*Instructions for the task*:
Go through the records underneath and write each one out again exactly.

Items from a figure collection:
----
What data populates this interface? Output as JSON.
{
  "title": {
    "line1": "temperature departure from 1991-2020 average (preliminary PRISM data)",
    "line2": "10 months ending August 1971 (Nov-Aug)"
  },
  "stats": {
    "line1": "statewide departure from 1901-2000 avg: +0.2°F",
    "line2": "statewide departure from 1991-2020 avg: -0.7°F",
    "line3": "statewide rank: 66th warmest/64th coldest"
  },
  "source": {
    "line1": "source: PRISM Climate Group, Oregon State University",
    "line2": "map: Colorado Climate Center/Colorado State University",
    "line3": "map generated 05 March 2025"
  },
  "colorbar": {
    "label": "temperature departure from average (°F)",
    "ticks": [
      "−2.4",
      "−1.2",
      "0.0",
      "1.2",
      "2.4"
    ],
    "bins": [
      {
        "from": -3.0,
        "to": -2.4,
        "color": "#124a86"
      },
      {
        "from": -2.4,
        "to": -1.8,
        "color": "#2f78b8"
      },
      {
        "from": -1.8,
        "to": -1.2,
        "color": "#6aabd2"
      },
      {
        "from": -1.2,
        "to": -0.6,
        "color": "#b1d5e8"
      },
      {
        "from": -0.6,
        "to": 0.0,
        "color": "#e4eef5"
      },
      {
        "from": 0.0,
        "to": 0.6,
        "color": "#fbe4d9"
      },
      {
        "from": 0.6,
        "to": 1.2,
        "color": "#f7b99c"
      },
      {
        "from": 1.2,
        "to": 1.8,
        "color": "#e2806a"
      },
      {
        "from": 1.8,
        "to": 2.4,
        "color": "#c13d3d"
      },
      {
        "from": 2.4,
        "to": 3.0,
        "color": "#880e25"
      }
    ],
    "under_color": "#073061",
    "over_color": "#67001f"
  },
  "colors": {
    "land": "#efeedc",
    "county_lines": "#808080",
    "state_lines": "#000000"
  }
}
----
*Result for this task*:
What data populates this interface? Output as JSON.
{
  "title": {
    "line1": "temperature departure from 1991-2020 average (preliminary PRISM data)",
    "line2": "10 months ending August 1971 (Nov-Aug)"
  },
  "stats": {
    "line1": "statewide departure from 1901-2000 avg: +0.2°F",
    "line2": "statewide departure from 1991-2020 avg: -0.7°F",
    "line3": "statewide rank: 66th warmest/64th coldest"
  },
  "source": {
    "line1": "source: PRISM Climate Group, Oregon State University",
    "line2": "map: Colorado Climate Center/Colorado State University",
    "line3": "map generated 05 March 2025"
  },
  "colorbar": {
    "label": "temperature departure from average (°F)",
    "ticks": [
      "−2.4",
      "−1.2",
      "0.0",
      "1.2",
      "2.4"
    ],
    "bins": [
      {
        "from": -3.0,
        "to": -2.4,
        "color": "#124a86"
      },
      {
        "from": -2.4,
        "to": -1.8,
        "color": "#2f78b8"
      },
      {
        "from": -1.8,
        "to": -1.2,
        "color": "#6aabd2"
      },
      {
        "from": -1.2,
        "to": -0.6,
        "color": "#b1d5e8"
      },
      {
        "from": -0.6,
        "to": 0.0,
        "color": "#e4eef5"
      },
      {
        "from": 0.0,
        "to": 0.6,
        "color": "#fbe4d9"
      },
      {
        "from": 0.6,
        "to": 1.2,
        "color": "#f7b99c"
      },
      {
        "from": 1.2,
        "to": 1.8,
        "color": "#e2806a"
      },
      {
        "from": 1.8,
        "to": 2.4,
        "color": "#c13d3d"
      },
      {
        "from": 2.4,
        "to": 3.0,
        "color": "#880e25"
      }
    ],
    "under_color": "#073061",
    "over_color": "#67001f"
  },
  "colors": {
    "land": "#efeedc",
    "county_lines": "#808080",
    "state_lines": "#000000"
  }
}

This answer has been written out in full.